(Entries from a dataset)
——————————
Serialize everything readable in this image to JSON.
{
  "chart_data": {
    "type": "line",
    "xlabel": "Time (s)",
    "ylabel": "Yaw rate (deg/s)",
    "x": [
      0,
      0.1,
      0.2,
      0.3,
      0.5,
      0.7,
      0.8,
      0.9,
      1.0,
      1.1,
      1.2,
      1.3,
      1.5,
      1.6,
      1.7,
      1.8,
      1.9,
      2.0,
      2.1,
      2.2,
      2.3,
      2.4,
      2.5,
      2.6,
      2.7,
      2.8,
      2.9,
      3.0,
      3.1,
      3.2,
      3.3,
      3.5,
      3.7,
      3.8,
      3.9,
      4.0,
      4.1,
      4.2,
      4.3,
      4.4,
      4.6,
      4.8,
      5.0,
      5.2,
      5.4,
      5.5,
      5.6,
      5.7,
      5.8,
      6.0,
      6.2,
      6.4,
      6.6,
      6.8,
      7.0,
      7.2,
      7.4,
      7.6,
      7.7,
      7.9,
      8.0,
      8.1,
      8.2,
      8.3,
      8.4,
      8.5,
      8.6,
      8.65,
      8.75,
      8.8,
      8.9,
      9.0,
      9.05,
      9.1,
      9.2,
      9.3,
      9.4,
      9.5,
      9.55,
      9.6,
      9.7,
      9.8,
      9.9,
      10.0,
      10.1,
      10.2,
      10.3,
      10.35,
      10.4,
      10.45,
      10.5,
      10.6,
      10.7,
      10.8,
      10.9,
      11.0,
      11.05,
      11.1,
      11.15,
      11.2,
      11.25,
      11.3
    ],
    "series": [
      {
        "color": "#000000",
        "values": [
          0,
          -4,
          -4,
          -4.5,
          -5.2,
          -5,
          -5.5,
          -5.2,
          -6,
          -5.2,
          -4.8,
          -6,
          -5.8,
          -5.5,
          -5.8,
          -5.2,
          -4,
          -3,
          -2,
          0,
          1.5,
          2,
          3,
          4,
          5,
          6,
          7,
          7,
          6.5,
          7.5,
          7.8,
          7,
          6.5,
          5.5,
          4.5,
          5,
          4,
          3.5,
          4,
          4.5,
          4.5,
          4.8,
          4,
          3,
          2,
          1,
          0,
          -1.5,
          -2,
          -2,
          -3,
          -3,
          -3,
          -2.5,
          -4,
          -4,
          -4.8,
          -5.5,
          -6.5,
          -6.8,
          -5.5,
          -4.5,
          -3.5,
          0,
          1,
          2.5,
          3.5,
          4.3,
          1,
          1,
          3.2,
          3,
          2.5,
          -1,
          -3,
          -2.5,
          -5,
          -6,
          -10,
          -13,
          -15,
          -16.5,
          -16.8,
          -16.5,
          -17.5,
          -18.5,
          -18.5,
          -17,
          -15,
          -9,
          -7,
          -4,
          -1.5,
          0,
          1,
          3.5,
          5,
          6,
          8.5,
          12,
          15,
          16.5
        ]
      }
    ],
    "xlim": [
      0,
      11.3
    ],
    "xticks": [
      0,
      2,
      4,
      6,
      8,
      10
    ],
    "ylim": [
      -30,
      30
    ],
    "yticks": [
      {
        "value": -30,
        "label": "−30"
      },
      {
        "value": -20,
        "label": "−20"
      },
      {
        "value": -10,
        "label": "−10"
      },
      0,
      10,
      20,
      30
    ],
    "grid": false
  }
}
——————————
> [GIVEN EXERCISE] Retype the whole listing, matching it exactly.

> [ANSWER TO THIS PROBLEM]
Serialize everything readable in this image to JSON.
{
  "chart_data": {
    "type": "line",
    "xlabel": "Time (s)",
    "ylabel": "Yaw rate (deg/s)",
    "x": [
      0,
      0.1,
      0.2,
      0.3,
      0.5,
      0.7,
      0.8,
      0.9,
      1.0,
      1.1,
      1.2,
      1.3,
      1.5,
      1.6,
      1.7,
      1.8,
      1.9,
      2.0,
      2.1,
      2.2,
      2.3,
      2.4,
      2.5,
      2.6,
      2.7,
      2.8,
      2.9,
      3.0,
      3.1,
      3.2,
      3.3,
      3.5,
      3.7,
      3.8,
      3.9,
      4.0,
      4.1,
      4.2,
      4.3,
      4.4,
      4.6,
      4.8,
      5.0,
      5.2,
      5.4,
      5.5,
      5.6,
      5.7,
      5.8,
      6.0,
      6.2,
      6.4,
      6.6,
      6.8,
      7.0,
      7.2,
      7.4,
      7.6,
      7.7,
      7.9,
      8.0,
      8.1,
      8.2,
      8.3,
      8.4,
      8.5,
      8.6,
      8.65,
      8.75,
      8.8,
      8.9,
      9.0,
      9.05,
      9.1,
      9.2,
      9.3,
      9.4,
      9.5,
      9.55,
      9.6,
      9.7,
      9.8,
      9.9,
      10.0,
      10.1,
      10.2,
      10.3,
      10.35,
      10.4,
      10.45,
      10.5,
      10.6,
      10.7,
      10.8,
      10.9,
      11.0,
      11.05,
      11.1,
      11.15,
      11.2,
      11.25,
      11.3
    ],
    "series": [
      {
        "color": "#000000",
        "values": [
          0,
          -4,
          -4,
          -4.5,
          -5.2,
          -5,
          -5.5,
          -5.2,
          -6,
          -5.2,
          -4.8,
          -6,
          -5.8,
          -5.5,
          -5.8,
          -5.2,
          -4,
          -3,
          -2,
          0,
          1.5,
          2,
          3,
          4,
          5,
          6,
          7,
          7,
          6.5,
          7.5,
          7.8,
          7,
          6.5,
          5.5,
          4.5,
          5,
          4,
          3.5,
          4,
          4.5,
          4.5,
          4.8,
          4,
          3,
          2,
          1,
          0,
          -1.5,
          -2,
          -2,
          -3,
          -3,
          -3,
          -2.5,
          -4,
          -4,
          -4.8,
          -5.5,
          -6.5,
          -6.8,
          -5.5,
          -4.5,
          -3.5,
          0,
          1,
          2.5,
          3.5,
          4.3,
          1,
          1,
          3.2,
          3,
          2.5,
          -1,
          -3,
          -2.5,
          -5,
          -6,
          -10,
          -13,
          -15,
          -16.5,
          -16.8,
          -16.5,
          -17.5,
          -18.5,
          -18.5,
          -17,
          -15,
          -9,
          -7,
          -4,
          -1.5,
          0,
          1,
          3.5,
          5,
          6,
          8.5,
          12,
          15,
          16.5
        ]
      }
    ],
    "xlim": [
      0,
      11.3
    ],
    "xticks": [
      0,
      2,
      4,
      6,
      8,
      10
    ],
    "ylim": [
      -30,
      30
    ],
    "yticks": [
      {
        "value": -30,
        "label": "−30"
      },
      {
        "value": -20,
        "label": "−20"
      },
      {
        "value": -10,
        "label": "−10"
      },
      0,
      10,
      20,
      30
    ],
    "grid": false
  }
}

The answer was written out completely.